## BEGIN

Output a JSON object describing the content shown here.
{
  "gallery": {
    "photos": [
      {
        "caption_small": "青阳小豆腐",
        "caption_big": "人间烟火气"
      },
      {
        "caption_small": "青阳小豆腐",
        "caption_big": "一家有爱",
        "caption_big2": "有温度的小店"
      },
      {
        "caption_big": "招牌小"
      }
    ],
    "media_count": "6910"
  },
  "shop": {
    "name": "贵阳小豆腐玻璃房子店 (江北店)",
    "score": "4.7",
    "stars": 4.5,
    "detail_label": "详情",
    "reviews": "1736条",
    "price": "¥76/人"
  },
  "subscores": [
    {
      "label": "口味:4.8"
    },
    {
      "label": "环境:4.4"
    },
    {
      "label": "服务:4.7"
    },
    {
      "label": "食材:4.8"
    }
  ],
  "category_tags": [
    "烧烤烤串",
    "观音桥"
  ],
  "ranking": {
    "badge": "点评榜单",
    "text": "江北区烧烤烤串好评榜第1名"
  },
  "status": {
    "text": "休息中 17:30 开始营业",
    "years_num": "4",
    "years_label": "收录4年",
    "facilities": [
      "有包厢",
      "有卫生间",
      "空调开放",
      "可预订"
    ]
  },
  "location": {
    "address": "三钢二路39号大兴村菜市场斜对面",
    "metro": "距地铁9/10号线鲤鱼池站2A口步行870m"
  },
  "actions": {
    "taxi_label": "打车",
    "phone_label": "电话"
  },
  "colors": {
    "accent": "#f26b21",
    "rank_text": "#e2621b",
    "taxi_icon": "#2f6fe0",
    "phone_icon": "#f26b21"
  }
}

## END

> **Short task**: Reproduce each entry above exactly, keeping every word.

> **Complete answer**:
Output a JSON object describing the content shown here.
{
  "gallery": {
    "photos": [
      {
        "caption_small": "青阳小豆腐",
        "caption_big": "人间烟火气"
      },
      {
        "caption_small": "青阳小豆腐",
        "caption_big": "一家有爱",
        "caption_big2": "有温度的小店"
      },
      {
        "caption_big": "招牌小"
      }
    ],
    "media_count": "6910"
  },
  "shop": {
    "name": "贵阳小豆腐玻璃房子店 (江北店)",
    "score": "4.7",
    "stars": 4.5,
    "detail_label": "详情",
    "reviews": "1736条",
    "price": "¥76/人"
  },
  "subscores": [
    {
      "label": "口味:4.8"
    },
    {
      "label": "环境:4.4"
    },
    {
      "label": "服务:4.7"
    },
    {
      "label": "食材:4.8"
    }
  ],
  "category_tags": [
    "烧烤烤串",
    "观音桥"
  ],
  "ranking": {
    "badge": "点评榜单",
    "text": "江北区烧烤烤串好评榜第1名"
  },
  "status": {
    "text": "休息中 17:30 开始营业",
    "years_num": "4",
    "years_label": "收录4年",
    "facilities": [
      "有包厢",
      "有卫生间",
      "空调开放",
      "可预订"
    ]
  },
  "location": {
    "address": "三钢二路39号大兴村菜市场斜对面",
    "metro": "距地铁9/10号线鲤鱼池站2A口步行870m"
  },
  "actions": {
    "taxi_label": "打车",
    "phone_label": "电话"
  },
  "colors": {
    "accent": "#f26b21",
    "rank_text": "#e2621b",
    "taxi_icon": "#2f6fe0",
    "phone_icon": "#f26b21"
  }
}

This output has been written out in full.